▸ **Short task**: Determine how many lines contain the string "Департамента". Reply with that figure and nothing else.

▸ **Given records**:
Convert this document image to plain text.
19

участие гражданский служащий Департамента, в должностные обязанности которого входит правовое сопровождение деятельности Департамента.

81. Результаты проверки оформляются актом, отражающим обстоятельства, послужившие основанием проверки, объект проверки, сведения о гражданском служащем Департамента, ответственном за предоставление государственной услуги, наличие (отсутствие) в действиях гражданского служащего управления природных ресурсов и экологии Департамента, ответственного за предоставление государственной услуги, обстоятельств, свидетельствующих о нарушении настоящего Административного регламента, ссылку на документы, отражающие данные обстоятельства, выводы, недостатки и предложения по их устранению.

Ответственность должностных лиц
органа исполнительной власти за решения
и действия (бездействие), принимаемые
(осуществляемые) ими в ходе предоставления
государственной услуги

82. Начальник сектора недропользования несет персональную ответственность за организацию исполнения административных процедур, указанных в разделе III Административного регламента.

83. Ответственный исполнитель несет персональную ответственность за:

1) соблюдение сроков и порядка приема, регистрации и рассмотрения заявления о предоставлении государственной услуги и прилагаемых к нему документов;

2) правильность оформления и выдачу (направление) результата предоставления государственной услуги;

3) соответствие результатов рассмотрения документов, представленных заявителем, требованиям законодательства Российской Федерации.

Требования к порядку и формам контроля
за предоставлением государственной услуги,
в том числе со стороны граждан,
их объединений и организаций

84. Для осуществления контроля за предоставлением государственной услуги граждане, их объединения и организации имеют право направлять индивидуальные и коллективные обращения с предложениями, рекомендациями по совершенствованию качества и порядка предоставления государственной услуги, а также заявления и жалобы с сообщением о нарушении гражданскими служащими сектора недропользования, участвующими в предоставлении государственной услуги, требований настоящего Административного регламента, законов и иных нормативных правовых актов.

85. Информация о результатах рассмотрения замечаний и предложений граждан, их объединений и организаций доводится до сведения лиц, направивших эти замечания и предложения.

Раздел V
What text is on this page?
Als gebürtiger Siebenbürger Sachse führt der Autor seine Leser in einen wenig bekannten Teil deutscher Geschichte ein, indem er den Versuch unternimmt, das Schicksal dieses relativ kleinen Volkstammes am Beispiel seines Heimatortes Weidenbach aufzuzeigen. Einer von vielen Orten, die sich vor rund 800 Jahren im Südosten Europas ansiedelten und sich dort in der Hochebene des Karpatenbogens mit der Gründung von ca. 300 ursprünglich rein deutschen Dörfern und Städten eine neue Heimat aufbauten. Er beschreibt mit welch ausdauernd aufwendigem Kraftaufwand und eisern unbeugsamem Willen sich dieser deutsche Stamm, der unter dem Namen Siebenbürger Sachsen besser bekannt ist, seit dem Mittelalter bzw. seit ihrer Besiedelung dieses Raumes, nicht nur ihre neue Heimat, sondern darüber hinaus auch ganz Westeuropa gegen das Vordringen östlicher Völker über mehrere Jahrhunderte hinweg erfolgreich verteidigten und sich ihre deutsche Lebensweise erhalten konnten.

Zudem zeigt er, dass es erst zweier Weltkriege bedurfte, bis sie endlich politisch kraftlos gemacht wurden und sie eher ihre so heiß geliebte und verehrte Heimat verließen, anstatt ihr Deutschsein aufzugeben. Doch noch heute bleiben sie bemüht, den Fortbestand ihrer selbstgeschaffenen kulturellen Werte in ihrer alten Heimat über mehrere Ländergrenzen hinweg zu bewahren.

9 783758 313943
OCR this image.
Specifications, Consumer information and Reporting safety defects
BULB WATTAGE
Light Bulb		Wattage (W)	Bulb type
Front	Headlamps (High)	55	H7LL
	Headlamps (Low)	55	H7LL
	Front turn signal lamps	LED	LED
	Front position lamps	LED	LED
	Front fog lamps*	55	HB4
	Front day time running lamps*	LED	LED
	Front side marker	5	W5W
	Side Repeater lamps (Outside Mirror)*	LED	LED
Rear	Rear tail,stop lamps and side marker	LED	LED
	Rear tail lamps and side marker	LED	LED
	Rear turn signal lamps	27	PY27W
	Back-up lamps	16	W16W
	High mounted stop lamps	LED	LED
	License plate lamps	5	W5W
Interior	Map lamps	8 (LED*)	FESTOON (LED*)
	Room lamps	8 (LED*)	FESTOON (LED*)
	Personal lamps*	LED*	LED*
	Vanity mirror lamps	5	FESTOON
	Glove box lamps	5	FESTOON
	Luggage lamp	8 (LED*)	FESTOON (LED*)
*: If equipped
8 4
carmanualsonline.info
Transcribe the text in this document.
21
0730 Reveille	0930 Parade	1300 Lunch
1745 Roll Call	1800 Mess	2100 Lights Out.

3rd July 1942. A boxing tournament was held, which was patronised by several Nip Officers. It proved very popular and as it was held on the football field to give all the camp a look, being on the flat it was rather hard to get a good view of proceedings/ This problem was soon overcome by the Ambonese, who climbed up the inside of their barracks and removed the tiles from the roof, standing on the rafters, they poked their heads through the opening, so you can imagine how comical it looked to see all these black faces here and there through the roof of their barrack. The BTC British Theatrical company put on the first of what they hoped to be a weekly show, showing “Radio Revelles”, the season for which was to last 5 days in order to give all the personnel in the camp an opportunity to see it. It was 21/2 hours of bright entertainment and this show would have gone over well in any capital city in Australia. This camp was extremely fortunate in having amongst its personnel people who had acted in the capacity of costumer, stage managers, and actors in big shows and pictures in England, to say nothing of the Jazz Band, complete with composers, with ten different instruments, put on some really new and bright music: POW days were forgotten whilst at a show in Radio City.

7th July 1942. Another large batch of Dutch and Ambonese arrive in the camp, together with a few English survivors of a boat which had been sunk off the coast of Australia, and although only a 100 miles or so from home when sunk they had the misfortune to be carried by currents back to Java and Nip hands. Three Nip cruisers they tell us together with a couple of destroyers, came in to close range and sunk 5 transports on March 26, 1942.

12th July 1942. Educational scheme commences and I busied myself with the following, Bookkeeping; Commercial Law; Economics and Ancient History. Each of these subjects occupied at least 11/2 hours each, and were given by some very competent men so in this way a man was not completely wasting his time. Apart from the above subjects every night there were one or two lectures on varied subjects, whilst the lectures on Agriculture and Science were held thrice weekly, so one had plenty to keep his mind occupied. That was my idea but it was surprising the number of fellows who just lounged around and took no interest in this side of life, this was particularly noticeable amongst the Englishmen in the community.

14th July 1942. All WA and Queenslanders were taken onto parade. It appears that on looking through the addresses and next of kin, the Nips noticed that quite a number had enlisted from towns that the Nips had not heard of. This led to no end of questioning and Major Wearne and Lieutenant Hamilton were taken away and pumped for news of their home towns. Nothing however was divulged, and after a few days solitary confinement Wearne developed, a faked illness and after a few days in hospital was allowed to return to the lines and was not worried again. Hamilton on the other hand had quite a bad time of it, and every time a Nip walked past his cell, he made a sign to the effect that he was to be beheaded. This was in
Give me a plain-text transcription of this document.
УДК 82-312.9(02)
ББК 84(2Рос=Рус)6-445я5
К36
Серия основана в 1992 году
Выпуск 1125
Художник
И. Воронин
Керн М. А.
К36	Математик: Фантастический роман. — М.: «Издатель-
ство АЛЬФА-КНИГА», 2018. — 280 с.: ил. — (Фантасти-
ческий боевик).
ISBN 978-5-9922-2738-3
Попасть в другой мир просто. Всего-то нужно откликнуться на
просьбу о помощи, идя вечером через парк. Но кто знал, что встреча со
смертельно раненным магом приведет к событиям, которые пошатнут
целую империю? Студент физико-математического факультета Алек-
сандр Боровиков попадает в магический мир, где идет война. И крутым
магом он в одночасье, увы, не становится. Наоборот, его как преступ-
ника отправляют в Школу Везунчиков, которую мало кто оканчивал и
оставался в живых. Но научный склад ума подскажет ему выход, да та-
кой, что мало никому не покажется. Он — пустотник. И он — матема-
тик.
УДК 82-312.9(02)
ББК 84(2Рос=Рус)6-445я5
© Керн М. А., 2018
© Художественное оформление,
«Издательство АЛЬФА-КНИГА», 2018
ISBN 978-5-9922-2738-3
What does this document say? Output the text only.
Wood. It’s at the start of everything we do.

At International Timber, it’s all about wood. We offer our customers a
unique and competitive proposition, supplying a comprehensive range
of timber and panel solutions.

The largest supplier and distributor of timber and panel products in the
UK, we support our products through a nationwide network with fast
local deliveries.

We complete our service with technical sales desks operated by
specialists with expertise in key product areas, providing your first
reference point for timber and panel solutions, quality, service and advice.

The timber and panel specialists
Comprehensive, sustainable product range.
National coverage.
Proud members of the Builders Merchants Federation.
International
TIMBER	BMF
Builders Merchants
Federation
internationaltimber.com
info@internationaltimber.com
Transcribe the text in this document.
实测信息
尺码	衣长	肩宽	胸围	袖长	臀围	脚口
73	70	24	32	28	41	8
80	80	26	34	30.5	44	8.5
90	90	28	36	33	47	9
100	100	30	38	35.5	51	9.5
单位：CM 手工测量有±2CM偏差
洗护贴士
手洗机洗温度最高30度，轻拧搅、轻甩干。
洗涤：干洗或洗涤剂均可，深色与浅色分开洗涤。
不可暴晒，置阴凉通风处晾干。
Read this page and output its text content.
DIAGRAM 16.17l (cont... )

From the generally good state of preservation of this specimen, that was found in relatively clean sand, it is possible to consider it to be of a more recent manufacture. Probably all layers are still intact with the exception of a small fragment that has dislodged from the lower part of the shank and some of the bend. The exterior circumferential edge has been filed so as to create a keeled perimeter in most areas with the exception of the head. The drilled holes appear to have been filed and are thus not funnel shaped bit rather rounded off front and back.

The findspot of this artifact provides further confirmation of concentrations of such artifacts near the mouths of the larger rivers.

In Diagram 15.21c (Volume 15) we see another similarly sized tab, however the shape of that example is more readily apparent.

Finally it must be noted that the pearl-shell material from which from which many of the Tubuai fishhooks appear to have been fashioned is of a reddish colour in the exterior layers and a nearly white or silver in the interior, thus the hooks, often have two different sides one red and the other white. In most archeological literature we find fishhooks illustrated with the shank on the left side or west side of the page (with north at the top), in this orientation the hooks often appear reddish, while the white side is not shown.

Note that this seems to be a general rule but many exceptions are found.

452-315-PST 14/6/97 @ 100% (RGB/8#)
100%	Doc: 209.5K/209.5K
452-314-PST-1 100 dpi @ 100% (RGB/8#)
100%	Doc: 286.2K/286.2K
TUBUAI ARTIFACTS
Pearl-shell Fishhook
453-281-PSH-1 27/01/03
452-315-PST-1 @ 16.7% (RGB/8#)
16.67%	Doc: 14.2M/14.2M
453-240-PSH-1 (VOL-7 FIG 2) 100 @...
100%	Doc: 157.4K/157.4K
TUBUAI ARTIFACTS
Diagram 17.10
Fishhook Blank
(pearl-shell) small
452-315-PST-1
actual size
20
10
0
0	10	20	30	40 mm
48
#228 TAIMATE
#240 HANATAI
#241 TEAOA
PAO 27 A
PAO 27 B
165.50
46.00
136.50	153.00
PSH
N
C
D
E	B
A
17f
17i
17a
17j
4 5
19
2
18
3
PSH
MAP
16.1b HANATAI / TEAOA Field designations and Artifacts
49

▸ **Expected answer**: 2